REQUIREMENT:
Copy the listing word for word, from its first line through the line containing "x-axis-label: UT, hours: [320, 374, 380, 390]", and stop there.
◇ ◇ ◇ ◇
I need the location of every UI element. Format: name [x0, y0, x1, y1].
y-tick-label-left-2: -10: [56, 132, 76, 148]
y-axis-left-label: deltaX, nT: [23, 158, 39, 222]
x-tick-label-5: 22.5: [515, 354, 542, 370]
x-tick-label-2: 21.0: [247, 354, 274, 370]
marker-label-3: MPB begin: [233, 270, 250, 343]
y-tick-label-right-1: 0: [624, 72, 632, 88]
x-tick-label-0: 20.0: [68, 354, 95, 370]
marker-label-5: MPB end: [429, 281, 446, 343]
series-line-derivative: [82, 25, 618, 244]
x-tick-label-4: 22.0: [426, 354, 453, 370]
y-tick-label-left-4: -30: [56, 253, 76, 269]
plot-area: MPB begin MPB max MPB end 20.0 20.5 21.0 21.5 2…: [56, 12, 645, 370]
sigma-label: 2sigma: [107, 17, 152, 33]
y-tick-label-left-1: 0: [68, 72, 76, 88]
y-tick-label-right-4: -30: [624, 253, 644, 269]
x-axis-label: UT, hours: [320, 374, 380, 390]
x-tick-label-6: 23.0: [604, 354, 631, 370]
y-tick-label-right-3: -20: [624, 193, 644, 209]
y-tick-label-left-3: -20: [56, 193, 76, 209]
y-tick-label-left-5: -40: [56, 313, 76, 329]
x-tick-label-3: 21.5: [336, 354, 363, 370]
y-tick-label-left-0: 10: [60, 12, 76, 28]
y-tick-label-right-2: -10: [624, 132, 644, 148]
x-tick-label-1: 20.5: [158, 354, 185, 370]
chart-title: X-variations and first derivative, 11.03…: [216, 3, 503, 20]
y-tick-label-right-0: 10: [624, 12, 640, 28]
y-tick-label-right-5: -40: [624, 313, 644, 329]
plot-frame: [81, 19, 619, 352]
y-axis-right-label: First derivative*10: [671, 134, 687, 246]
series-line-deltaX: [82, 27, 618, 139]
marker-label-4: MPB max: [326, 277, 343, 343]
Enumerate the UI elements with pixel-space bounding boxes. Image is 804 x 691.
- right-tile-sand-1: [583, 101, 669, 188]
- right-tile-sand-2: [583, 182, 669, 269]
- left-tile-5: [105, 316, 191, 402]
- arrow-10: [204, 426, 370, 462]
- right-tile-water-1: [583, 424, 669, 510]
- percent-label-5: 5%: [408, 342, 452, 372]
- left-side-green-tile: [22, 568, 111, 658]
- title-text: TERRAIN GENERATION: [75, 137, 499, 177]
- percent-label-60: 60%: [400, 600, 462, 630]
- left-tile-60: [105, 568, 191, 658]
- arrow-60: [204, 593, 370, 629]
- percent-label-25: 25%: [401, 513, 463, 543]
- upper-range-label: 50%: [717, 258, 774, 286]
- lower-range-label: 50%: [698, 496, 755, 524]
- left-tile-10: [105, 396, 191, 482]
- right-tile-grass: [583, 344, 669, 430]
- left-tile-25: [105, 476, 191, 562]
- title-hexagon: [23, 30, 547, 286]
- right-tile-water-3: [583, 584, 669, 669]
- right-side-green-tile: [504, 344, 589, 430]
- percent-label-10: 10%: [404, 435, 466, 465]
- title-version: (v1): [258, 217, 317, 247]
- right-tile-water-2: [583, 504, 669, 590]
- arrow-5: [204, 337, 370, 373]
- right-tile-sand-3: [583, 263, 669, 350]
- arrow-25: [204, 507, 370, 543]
◇ ◇ ◇ ◇
ANSWER FOR THIS EXERCISE:
I need the location of every UI element. Format: name [x0, y0, x1, y1].
y-tick-label-left-2: -10: [56, 132, 76, 148]
y-axis-left-label: deltaX, nT: [23, 158, 39, 222]
x-tick-label-5: 22.5: [515, 354, 542, 370]
x-tick-label-2: 21.0: [247, 354, 274, 370]
marker-label-3: MPB begin: [233, 270, 250, 343]
y-tick-label-right-1: 0: [624, 72, 632, 88]
x-tick-label-0: 20.0: [68, 354, 95, 370]
marker-label-5: MPB end: [429, 281, 446, 343]
series-line-derivative: [82, 25, 618, 244]
x-tick-label-4: 22.0: [426, 354, 453, 370]
y-tick-label-left-4: -30: [56, 253, 76, 269]
plot-area: MPB begin MPB max MPB end 20.0 20.5 21.0 21.5 2…: [56, 12, 645, 370]
sigma-label: 2sigma: [107, 17, 152, 33]
y-tick-label-left-1: 0: [68, 72, 76, 88]
y-tick-label-right-4: -30: [624, 253, 644, 269]
x-axis-label: UT, hours: [320, 374, 380, 390]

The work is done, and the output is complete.